--- START Data for this task ---

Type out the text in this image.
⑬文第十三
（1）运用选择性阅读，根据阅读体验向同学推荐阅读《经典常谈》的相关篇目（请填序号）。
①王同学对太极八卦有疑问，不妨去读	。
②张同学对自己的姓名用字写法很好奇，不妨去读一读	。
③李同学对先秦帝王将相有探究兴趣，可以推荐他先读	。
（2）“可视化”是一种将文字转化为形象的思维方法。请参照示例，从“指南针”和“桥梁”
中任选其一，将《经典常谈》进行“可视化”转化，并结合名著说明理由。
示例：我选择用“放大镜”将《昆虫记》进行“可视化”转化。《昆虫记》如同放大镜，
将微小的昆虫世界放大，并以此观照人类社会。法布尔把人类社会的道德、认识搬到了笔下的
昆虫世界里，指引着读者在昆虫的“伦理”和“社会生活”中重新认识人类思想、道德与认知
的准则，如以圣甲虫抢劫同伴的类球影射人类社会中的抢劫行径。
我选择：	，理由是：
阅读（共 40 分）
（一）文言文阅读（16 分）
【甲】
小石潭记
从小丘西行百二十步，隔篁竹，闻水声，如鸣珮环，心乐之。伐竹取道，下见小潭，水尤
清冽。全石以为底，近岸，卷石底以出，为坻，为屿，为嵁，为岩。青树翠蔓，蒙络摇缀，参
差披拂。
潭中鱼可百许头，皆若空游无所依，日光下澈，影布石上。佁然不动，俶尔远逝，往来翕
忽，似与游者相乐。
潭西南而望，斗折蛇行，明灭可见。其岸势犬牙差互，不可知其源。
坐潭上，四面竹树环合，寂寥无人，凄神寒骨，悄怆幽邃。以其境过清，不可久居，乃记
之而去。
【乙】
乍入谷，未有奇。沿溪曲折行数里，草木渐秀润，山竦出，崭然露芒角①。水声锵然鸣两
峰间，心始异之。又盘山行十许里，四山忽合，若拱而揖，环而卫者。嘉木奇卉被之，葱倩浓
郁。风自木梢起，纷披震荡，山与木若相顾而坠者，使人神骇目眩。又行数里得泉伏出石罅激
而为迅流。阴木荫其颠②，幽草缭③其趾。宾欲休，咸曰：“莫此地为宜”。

--- END Data for this task ---

→ **Set exercise**: Transcribe each record exactly. Leave nothing out.

→ **Solution to the problem**:
Type out the text in this image.
⑬文第十三
（1）运用选择性阅读，根据阅读体验向同学推荐阅读《经典常谈》的相关篇目（请填序号）。
①王同学对太极八卦有疑问，不妨去读	。
②张同学对自己的姓名用字写法很好奇，不妨去读一读	。
③李同学对先秦帝王将相有探究兴趣，可以推荐他先读	。
（2）“可视化”是一种将文字转化为形象的思维方法。请参照示例，从“指南针”和“桥梁”
中任选其一，将《经典常谈》进行“可视化”转化，并结合名著说明理由。
示例：我选择用“放大镜”将《昆虫记》进行“可视化”转化。《昆虫记》如同放大镜，
将微小的昆虫世界放大，并以此观照人类社会。法布尔把人类社会的道德、认识搬到了笔下的
昆虫世界里，指引着读者在昆虫的“伦理”和“社会生活”中重新认识人类思想、道德与认知
的准则，如以圣甲虫抢劫同伴的类球影射人类社会中的抢劫行径。
我选择：	，理由是：
阅读（共 40 分）
（一）文言文阅读（16 分）
【甲】
小石潭记
从小丘西行百二十步，隔篁竹，闻水声，如鸣珮环，心乐之。伐竹取道，下见小潭，水尤
清冽。全石以为底，近岸，卷石底以出，为坻，为屿，为嵁，为岩。青树翠蔓，蒙络摇缀，参
差披拂。
潭中鱼可百许头，皆若空游无所依，日光下澈，影布石上。佁然不动，俶尔远逝，往来翕
忽，似与游者相乐。
潭西南而望，斗折蛇行，明灭可见。其岸势犬牙差互，不可知其源。
坐潭上，四面竹树环合，寂寥无人，凄神寒骨，悄怆幽邃。以其境过清，不可久居，乃记
之而去。
【乙】
乍入谷，未有奇。沿溪曲折行数里，草木渐秀润，山竦出，崭然露芒角①。水声锵然鸣两
峰间，心始异之。又盘山行十许里，四山忽合，若拱而揖，环而卫者。嘉木奇卉被之，葱倩浓
郁。风自木梢起，纷披震荡，山与木若相顾而坠者，使人神骇目眩。又行数里得泉伏出石罅激
而为迅流。阴木荫其颠②，幽草缭③其趾。宾欲休，咸曰：“莫此地为宜”。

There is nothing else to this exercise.